_Written exercise_
Please count the lines in the listing below where the word "heading" appears. Give the number only.
======== Dataset
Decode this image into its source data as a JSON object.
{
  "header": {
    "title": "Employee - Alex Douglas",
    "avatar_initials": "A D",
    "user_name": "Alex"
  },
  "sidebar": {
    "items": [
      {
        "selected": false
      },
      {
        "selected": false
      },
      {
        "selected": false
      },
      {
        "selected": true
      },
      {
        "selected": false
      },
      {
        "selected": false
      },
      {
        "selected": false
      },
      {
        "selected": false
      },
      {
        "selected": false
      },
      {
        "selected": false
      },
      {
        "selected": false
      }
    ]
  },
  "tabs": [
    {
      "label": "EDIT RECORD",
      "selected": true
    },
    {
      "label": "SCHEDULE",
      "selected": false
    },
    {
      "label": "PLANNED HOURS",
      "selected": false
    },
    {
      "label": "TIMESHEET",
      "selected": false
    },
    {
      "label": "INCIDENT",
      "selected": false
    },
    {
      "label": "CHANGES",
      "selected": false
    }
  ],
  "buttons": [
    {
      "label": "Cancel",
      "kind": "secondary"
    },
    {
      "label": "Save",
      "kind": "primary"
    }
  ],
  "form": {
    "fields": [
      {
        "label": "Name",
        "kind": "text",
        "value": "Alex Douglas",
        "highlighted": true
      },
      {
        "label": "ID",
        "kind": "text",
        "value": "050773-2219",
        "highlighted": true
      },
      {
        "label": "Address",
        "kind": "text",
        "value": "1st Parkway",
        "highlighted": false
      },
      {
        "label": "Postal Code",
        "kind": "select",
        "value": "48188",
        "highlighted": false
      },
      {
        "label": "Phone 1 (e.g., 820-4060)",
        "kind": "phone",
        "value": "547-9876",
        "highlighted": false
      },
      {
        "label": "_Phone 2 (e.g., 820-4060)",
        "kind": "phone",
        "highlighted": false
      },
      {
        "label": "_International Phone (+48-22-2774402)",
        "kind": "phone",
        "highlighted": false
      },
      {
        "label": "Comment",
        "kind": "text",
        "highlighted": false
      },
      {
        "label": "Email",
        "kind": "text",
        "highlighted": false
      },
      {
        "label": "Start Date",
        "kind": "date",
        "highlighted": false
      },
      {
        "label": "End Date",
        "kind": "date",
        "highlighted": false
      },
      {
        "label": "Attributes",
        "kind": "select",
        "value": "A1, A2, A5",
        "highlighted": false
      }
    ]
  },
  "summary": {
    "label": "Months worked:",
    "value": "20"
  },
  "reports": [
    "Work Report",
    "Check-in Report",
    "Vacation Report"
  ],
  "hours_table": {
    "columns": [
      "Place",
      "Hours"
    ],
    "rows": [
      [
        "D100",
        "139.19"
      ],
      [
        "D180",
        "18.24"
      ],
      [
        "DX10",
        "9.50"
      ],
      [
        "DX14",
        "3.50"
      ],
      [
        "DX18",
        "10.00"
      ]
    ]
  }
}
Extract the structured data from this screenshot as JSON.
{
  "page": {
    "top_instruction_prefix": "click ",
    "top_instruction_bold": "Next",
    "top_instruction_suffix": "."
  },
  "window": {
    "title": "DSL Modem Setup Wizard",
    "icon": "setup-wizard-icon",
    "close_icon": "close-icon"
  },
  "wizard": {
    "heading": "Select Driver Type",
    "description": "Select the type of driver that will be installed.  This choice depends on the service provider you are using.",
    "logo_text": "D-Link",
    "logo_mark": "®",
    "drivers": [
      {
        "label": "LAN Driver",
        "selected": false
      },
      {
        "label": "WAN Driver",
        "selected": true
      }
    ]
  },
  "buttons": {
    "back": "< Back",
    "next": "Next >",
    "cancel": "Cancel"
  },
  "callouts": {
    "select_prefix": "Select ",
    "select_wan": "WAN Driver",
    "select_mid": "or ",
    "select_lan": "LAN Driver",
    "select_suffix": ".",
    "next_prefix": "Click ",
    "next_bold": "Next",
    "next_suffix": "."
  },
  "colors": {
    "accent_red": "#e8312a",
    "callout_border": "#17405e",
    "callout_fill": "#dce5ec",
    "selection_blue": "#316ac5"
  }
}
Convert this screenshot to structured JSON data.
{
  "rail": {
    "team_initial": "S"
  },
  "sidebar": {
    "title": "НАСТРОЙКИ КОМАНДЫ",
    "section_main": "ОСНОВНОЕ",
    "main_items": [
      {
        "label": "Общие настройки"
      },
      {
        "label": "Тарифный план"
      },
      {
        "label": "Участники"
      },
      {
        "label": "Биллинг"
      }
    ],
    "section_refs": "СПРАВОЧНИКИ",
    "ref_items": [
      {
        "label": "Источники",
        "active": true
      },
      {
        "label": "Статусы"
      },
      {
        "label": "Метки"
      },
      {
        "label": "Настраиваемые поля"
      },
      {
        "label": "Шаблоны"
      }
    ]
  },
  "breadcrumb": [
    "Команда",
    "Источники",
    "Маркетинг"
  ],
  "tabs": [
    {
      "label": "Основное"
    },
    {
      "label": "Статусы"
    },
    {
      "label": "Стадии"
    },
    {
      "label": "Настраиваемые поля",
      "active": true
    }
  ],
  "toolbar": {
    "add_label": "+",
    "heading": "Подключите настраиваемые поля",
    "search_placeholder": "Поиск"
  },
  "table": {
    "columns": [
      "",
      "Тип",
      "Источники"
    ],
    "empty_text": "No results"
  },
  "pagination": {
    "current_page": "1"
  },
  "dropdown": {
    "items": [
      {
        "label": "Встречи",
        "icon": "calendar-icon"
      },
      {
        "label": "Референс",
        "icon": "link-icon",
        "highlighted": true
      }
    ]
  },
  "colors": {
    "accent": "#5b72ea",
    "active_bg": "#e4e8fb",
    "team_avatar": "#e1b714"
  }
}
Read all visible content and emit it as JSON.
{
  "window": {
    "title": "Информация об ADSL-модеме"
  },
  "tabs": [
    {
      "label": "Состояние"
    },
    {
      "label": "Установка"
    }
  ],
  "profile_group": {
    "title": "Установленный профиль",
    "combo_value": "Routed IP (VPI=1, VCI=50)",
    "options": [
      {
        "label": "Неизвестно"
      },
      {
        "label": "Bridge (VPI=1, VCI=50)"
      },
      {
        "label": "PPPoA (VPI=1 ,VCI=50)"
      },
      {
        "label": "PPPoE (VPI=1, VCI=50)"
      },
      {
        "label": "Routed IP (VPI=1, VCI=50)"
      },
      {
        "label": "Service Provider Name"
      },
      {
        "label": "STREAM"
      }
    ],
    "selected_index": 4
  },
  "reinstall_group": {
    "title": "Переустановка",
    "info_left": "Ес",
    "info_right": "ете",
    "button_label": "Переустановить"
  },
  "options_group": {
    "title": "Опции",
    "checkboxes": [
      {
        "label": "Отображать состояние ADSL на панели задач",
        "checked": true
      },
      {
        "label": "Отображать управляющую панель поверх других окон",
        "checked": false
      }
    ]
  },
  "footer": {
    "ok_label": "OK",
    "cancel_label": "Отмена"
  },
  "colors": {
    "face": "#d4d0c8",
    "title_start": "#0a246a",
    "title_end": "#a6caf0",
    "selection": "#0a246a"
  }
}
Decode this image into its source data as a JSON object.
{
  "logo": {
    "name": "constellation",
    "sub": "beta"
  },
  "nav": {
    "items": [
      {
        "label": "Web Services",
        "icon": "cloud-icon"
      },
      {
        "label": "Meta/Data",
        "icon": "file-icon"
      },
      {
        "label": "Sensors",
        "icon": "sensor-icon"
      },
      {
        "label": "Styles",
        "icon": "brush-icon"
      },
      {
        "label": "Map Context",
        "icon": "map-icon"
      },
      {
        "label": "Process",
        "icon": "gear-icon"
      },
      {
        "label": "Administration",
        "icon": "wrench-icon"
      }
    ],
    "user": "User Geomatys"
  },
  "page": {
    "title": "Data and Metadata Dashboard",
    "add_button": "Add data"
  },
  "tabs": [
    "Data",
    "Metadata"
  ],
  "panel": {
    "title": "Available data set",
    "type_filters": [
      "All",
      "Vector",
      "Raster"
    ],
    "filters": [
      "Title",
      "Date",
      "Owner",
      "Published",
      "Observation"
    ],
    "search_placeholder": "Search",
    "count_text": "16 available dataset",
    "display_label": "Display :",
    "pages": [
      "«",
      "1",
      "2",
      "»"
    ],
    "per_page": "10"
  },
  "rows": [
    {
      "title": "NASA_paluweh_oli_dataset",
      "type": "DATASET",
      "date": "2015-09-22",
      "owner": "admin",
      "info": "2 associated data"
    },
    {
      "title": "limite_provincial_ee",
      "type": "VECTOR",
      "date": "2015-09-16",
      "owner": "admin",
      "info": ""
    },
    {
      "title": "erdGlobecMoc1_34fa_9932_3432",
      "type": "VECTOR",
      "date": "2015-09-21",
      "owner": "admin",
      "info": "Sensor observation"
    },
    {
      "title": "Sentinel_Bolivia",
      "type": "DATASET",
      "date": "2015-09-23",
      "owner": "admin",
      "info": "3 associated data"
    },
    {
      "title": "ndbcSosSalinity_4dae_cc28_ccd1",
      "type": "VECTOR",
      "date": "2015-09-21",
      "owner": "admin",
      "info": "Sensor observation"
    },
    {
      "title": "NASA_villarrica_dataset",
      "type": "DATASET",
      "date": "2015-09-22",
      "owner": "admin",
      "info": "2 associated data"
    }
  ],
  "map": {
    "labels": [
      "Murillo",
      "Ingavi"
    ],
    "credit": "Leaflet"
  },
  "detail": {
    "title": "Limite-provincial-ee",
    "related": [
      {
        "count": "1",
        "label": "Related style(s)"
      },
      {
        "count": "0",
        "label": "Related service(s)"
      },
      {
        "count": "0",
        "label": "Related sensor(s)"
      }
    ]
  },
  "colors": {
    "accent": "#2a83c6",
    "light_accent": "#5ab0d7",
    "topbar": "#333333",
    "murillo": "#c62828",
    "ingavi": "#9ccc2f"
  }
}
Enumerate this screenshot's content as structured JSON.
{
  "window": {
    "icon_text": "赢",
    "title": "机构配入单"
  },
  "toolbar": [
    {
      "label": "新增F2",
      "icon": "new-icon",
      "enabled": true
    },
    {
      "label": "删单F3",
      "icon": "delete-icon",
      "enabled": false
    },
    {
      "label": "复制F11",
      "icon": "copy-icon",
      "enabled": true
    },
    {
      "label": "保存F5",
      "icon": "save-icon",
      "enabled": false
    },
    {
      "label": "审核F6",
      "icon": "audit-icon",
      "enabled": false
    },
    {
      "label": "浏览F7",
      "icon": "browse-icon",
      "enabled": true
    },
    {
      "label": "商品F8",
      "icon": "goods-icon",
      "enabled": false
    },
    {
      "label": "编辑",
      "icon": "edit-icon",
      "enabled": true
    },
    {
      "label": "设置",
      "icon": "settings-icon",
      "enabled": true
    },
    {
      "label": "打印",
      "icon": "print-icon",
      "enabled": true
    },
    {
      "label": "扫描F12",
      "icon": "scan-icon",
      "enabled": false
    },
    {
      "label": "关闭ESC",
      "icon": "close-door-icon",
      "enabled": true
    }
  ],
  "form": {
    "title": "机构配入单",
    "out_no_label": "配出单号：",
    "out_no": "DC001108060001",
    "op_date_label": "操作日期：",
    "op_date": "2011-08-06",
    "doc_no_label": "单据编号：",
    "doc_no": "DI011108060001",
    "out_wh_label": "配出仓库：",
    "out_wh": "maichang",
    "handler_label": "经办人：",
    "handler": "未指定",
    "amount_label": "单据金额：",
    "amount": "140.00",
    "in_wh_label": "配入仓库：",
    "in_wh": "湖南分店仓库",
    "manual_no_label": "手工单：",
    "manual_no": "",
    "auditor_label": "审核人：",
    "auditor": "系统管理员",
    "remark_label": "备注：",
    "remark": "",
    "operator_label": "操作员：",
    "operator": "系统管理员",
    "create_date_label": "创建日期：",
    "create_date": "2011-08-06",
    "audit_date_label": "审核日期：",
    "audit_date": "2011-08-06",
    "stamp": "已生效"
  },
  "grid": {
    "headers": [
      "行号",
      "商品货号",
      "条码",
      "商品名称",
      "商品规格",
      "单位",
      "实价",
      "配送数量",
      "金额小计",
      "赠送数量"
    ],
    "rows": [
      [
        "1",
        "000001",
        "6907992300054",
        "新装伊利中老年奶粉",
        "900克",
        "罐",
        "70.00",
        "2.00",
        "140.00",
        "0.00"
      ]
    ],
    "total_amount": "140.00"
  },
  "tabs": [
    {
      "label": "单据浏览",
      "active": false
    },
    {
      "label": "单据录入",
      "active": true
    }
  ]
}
================
_Exercise solution_
2